Dataset listings of figures:
·····

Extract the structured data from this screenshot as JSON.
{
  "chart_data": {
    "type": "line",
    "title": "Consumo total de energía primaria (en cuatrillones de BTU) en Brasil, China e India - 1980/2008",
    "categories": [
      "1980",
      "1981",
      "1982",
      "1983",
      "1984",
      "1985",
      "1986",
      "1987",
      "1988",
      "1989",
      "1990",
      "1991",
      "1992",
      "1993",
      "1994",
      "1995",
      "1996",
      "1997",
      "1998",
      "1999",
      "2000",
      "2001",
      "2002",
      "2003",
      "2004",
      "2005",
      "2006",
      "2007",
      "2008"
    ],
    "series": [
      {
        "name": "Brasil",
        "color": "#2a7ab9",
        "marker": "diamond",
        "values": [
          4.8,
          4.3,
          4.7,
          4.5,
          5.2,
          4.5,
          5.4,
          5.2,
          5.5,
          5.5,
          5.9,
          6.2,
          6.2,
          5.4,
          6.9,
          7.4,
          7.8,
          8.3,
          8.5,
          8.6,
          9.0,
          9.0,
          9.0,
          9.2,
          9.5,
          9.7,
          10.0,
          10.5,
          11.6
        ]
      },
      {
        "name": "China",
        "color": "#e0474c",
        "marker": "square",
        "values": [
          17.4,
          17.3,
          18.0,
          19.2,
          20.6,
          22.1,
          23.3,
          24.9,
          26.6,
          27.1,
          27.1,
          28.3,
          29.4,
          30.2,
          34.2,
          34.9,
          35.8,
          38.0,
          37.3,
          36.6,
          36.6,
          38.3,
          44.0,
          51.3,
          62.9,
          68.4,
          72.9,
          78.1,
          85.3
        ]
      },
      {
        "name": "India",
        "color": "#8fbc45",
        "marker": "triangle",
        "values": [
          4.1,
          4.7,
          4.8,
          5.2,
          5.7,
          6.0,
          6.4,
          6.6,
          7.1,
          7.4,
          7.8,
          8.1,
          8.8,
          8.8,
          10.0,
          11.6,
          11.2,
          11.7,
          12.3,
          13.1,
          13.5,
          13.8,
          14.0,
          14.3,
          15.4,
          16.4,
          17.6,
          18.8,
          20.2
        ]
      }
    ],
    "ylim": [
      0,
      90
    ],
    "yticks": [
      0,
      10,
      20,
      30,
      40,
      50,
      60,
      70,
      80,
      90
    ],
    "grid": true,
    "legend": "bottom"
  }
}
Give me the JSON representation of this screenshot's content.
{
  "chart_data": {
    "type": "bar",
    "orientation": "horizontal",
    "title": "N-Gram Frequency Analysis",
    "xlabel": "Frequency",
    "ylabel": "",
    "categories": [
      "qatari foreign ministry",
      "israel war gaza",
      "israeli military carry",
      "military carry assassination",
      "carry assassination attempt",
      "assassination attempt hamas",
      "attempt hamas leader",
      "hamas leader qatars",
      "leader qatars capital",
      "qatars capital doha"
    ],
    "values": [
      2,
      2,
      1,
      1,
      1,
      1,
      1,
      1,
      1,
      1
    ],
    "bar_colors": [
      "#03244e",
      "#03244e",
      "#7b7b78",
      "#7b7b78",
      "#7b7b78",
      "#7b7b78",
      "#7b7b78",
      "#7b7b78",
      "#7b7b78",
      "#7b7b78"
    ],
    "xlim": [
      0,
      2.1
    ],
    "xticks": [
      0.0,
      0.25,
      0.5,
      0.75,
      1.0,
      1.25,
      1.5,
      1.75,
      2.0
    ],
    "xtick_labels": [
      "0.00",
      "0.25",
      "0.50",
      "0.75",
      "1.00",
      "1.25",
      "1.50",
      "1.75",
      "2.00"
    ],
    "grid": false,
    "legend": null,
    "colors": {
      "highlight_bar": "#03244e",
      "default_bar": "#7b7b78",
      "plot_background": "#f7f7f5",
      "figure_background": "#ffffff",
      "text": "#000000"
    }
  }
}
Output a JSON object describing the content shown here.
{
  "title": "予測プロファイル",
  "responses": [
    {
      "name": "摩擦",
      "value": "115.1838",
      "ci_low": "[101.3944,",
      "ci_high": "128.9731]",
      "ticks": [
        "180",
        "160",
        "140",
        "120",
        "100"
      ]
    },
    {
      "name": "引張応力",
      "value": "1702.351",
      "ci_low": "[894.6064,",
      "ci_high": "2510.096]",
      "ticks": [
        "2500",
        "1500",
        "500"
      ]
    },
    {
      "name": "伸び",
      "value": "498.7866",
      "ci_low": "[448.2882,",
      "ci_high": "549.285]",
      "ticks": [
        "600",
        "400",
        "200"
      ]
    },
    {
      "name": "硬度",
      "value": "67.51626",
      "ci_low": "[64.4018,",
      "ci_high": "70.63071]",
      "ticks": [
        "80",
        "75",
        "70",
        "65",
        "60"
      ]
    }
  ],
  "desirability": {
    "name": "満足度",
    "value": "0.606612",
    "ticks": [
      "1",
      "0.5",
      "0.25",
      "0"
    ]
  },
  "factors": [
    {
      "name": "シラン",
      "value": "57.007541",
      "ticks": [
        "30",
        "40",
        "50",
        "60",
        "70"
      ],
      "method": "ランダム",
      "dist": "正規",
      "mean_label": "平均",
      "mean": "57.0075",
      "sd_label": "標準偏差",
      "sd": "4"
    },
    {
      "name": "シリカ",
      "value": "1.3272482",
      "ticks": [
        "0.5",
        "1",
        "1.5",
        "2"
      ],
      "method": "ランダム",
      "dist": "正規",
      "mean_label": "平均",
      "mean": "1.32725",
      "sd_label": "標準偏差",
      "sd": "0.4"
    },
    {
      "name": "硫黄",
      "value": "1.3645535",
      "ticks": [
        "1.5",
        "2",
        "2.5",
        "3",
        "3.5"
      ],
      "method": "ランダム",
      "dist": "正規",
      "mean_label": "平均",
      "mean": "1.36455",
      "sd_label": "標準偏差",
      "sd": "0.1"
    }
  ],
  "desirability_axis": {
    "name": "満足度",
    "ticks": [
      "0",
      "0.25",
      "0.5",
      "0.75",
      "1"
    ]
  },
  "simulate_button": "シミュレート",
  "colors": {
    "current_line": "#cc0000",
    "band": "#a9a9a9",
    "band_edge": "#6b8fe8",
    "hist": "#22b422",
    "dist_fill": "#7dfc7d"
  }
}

·····

Problem to work on: Your task is to repeat every line exactly.

Expected output:
Extract the structured data from this screenshot as JSON.
{
  "chart_data": {
    "type": "line",
    "title": "Consumo total de energía primaria (en cuatrillones de BTU) en Brasil, China e India - 1980/2008",
    "categories": [
      "1980",
      "1981",
      "1982",
      "1983",
      "1984",
      "1985",
      "1986",
      "1987",
      "1988",
      "1989",
      "1990",
      "1991",
      "1992",
      "1993",
      "1994",
      "1995",
      "1996",
      "1997",
      "1998",
      "1999",
      "2000",
      "2001",
      "2002",
      "2003",
      "2004",
      "2005",
      "2006",
      "2007",
      "2008"
    ],
    "series": [
      {
        "name": "Brasil",
        "color": "#2a7ab9",
        "marker": "diamond",
        "values": [
          4.8,
          4.3,
          4.7,
          4.5,
          5.2,
          4.5,
          5.4,
          5.2,
          5.5,
          5.5,
          5.9,
          6.2,
          6.2,
          5.4,
          6.9,
          7.4,
          7.8,
          8.3,
          8.5,
          8.6,
          9.0,
          9.0,
          9.0,
          9.2,
          9.5,
          9.7,
          10.0,
          10.5,
          11.6
        ]
      },
      {
        "name": "China",
        "color": "#e0474c",
        "marker": "square",
        "values": [
          17.4,
          17.3,
          18.0,
          19.2,
          20.6,
          22.1,
          23.3,
          24.9,
          26.6,
          27.1,
          27.1,
          28.3,
          29.4,
          30.2,
          34.2,
          34.9,
          35.8,
          38.0,
          37.3,
          36.6,
          36.6,
          38.3,
          44.0,
          51.3,
          62.9,
          68.4,
          72.9,
          78.1,
          85.3
        ]
      },
      {
        "name": "India",
        "color": "#8fbc45",
        "marker": "triangle",
        "values": [
          4.1,
          4.7,
          4.8,
          5.2,
          5.7,
          6.0,
          6.4,
          6.6,
          7.1,
          7.4,
          7.8,
          8.1,
          8.8,
          8.8,
          10.0,
          11.6,
          11.2,
          11.7,
          12.3,
          13.1,
          13.5,
          13.8,
          14.0,
          14.3,
          15.4,
          16.4,
          17.6,
          18.8,
          20.2
        ]
      }
    ],
    "ylim": [
      0,
      90
    ],
    "yticks": [
      0,
      10,
      20,
      30,
      40,
      50,
      60,
      70,
      80,
      90
    ],
    "grid": true,
    "legend": "bottom"
  }
}
Give me the JSON representation of this screenshot's content.
{
  "chart_data": {
    "type": "bar",
    "orientation": "horizontal",
    "title": "N-Gram Frequency Analysis",
    "xlabel": "Frequency",
    "ylabel": "",
    "categories": [
      "qatari foreign ministry",
      "israel war gaza",
      "israeli military carry",
      "military carry assassination",
      "carry assassination attempt",
      "assassination attempt hamas",
      "attempt hamas leader",
      "hamas leader qatars",
      "leader qatars capital",
      "qatars capital doha"
    ],
    "values": [
      2,
      2,
      1,
      1,
      1,
      1,
      1,
      1,
      1,
      1
    ],
    "bar_colors": [
      "#03244e",
      "#03244e",
      "#7b7b78",
      "#7b7b78",
      "#7b7b78",
      "#7b7b78",
      "#7b7b78",
      "#7b7b78",
      "#7b7b78",
      "#7b7b78"
    ],
    "xlim": [
      0,
      2.1
    ],
    "xticks": [
      0.0,
      0.25,
      0.5,
      0.75,
      1.0,
      1.25,
      1.5,
      1.75,
      2.0
    ],
    "xtick_labels": [
      "0.00",
      "0.25",
      "0.50",
      "0.75",
      "1.00",
      "1.25",
      "1.50",
      "1.75",
      "2.00"
    ],
    "grid": false,
    "legend": null,
    "colors": {
      "highlight_bar": "#03244e",
      "default_bar": "#7b7b78",
      "plot_background": "#f7f7f5",
      "figure_background": "#ffffff",
      "text": "#000000"
    }
  }
}
Output a JSON object describing the content shown here.
{
  "title": "予測プロファイル",
  "responses": [
    {
      "name": "摩擦",
      "value": "115.1838",
      "ci_low": "[101.3944,",
      "ci_high": "128.9731]",
      "ticks": [
        "180",
        "160",
        "140",
        "120",
        "100"
      ]
    },
    {
      "name": "引張応力",
      "value": "1702.351",
      "ci_low": "[894.6064,",
      "ci_high": "2510.096]",
      "ticks": [
        "2500",
        "1500",
        "500"
      ]
    },
    {
      "name": "伸び",
      "value": "498.7866",
      "ci_low": "[448.2882,",
      "ci_high": "549.285]",
      "ticks": [
        "600",
        "400",
        "200"
      ]
    },
    {
      "name": "硬度",
      "value": "67.51626",
      "ci_low": "[64.4018,",
      "ci_high": "70.63071]",
      "ticks": [
        "80",
        "75",
        "70",
        "65",
        "60"
      ]
    }
  ],
  "desirability": {
    "name": "満足度",
    "value": "0.606612",
    "ticks": [
      "1",
      "0.5",
      "0.25",
      "0"
    ]
  },
  "factors": [
    {
      "name": "シラン",
      "value": "57.007541",
      "ticks": [
        "30",
        "40",
        "50",
        "60",
        "70"
      ],
      "method": "ランダム",
      "dist": "正規",
      "mean_label": "平均",
      "mean": "57.0075",
      "sd_label": "標準偏差",
      "sd": "4"
    },
    {
      "name": "シリカ",
      "value": "1.3272482",
      "ticks": [
        "0.5",
        "1",
        "1.5",
        "2"
      ],
      "method": "ランダム",
      "dist": "正規",
      "mean_label": "平均",
      "mean": "1.32725",
      "sd_label": "標準偏差",
      "sd": "0.4"
    },
    {
      "name": "硫黄",
      "value": "1.3645535",
      "ticks": [
        "1.5",
        "2",
        "2.5",
        "3",
        "3.5"
      ],
      "method": "ランダム",
      "dist": "正規",
      "mean_label": "平均",
      "mean": "1.36455",
      "sd_label": "標準偏差",
      "sd": "0.1"
    }
  ],
  "desirability_axis": {
    "name": "満足度",
    "ticks": [
      "0",
      "0.25",
      "0.5",
      "0.75",
      "1"
    ]
  },
  "simulate_button": "シミュレート",
  "colors": {
    "current_line": "#cc0000",
    "band": "#a9a9a9",
    "band_edge": "#6b8fe8",
    "hist": "#22b422",
    "dist_fill": "#7dfc7d"
  }
}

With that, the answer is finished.